- [Instruction]: Pick every line from the data that holds the word "differences".

[Collected data entries]
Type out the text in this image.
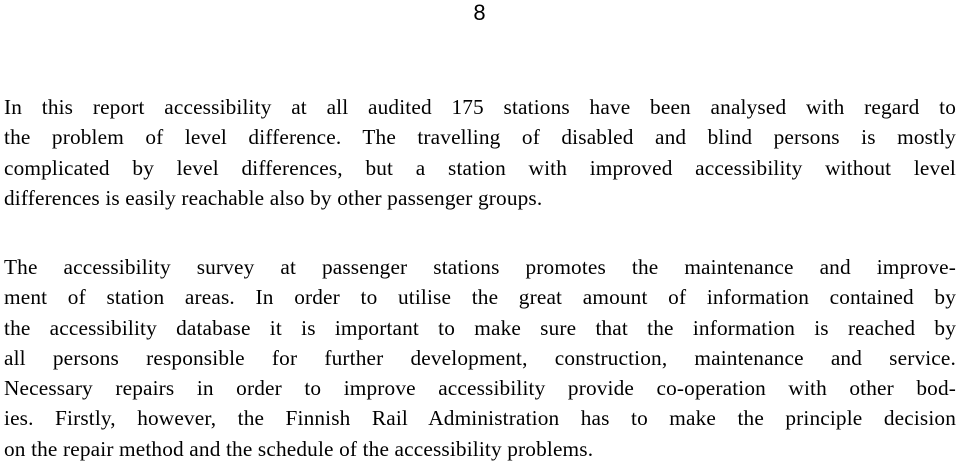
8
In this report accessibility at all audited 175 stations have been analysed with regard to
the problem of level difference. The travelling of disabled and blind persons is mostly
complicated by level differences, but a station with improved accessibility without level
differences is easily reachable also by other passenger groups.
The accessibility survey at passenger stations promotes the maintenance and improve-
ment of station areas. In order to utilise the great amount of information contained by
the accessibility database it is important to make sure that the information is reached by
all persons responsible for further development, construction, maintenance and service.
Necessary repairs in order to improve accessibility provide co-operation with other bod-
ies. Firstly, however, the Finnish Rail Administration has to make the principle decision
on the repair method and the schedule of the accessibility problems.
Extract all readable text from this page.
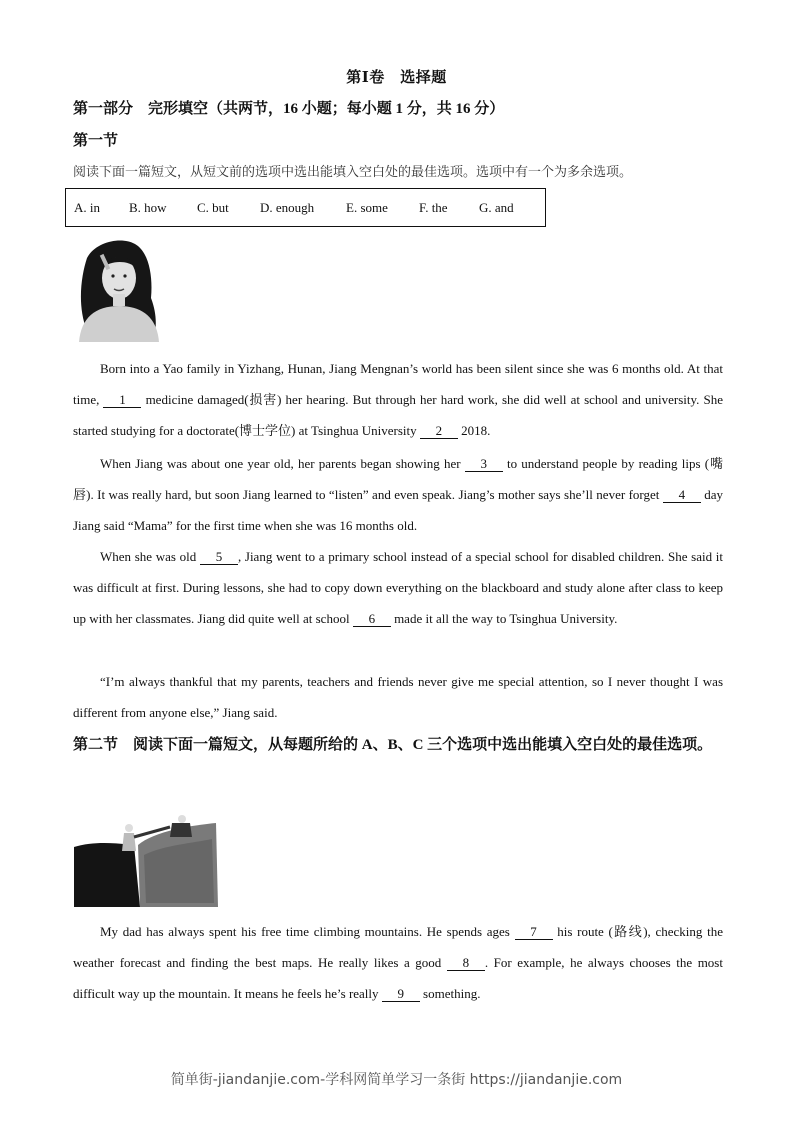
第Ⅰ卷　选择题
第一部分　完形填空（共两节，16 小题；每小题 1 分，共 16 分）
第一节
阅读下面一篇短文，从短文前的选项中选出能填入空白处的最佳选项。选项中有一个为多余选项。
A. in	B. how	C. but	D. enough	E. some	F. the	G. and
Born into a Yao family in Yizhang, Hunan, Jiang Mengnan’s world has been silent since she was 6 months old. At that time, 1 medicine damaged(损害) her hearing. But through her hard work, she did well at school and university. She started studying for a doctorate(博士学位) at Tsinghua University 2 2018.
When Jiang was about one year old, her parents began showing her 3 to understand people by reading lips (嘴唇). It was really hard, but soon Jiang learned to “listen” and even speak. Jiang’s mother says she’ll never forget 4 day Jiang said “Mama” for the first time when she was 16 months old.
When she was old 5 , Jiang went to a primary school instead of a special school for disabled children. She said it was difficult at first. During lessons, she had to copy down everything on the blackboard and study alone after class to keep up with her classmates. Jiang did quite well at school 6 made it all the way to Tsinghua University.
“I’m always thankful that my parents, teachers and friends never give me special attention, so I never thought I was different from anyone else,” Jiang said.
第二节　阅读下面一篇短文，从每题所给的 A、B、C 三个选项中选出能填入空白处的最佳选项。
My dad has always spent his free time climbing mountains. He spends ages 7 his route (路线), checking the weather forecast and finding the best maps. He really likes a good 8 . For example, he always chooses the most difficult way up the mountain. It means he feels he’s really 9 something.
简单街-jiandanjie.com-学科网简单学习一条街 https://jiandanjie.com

- [Task solution]:
complicated by level differences, but a station with improved accessibility without level
differences is easily reachable also by other passenger groups.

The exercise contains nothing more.